Stored entries:

━━━━━━━━━━━━━━━━━━━━━━━━━━━━━━

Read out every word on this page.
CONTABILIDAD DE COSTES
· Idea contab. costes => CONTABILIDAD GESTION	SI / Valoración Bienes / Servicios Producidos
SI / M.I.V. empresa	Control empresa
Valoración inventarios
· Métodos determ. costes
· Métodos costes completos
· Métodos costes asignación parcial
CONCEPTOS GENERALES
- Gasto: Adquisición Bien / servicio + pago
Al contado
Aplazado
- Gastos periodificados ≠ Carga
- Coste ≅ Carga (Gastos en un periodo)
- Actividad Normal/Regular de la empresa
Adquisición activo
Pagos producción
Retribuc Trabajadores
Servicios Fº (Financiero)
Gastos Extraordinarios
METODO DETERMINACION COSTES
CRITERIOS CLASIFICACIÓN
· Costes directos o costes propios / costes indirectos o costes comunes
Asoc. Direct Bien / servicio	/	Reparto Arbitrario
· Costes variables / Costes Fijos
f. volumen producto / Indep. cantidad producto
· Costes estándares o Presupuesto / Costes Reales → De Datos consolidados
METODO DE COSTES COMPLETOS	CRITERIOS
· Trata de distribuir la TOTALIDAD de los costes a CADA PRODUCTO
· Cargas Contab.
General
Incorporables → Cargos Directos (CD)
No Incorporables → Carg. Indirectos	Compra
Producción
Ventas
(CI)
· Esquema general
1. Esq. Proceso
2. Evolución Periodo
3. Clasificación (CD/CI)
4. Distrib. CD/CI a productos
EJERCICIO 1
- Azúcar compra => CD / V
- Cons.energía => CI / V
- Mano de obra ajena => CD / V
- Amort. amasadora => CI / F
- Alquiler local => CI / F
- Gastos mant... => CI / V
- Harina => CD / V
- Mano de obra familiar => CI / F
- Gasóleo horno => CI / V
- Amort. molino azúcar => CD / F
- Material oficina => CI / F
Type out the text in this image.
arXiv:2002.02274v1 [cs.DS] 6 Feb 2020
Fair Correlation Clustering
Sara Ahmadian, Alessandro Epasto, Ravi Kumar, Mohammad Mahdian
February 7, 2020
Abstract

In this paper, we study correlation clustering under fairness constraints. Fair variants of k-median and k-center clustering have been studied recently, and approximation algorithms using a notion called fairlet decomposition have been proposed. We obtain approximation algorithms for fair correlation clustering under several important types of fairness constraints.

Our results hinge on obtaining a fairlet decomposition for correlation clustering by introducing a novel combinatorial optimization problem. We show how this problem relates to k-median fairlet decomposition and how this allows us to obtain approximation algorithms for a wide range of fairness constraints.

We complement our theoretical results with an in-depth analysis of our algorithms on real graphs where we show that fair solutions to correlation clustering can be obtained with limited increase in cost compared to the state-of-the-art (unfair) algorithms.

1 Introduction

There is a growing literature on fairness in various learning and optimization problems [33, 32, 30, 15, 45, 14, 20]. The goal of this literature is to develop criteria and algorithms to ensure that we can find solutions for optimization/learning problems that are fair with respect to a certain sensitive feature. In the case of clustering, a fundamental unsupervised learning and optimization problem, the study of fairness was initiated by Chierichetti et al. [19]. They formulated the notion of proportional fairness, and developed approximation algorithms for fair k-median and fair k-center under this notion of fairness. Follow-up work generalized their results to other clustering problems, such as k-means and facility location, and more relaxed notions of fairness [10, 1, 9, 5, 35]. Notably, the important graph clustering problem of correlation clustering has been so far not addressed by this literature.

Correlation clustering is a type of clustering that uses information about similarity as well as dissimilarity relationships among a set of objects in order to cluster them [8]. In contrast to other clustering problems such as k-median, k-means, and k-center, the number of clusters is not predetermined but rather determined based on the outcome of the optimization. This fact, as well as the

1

━━━━━━━━━━━━━━━━━━━━━━━━━━━━━━

- **PROBLEM**: Determine the number of lines in these entries that contain the word "Amort", and write only that number.

- **SOLUTION TO THE EXERCISE**: 2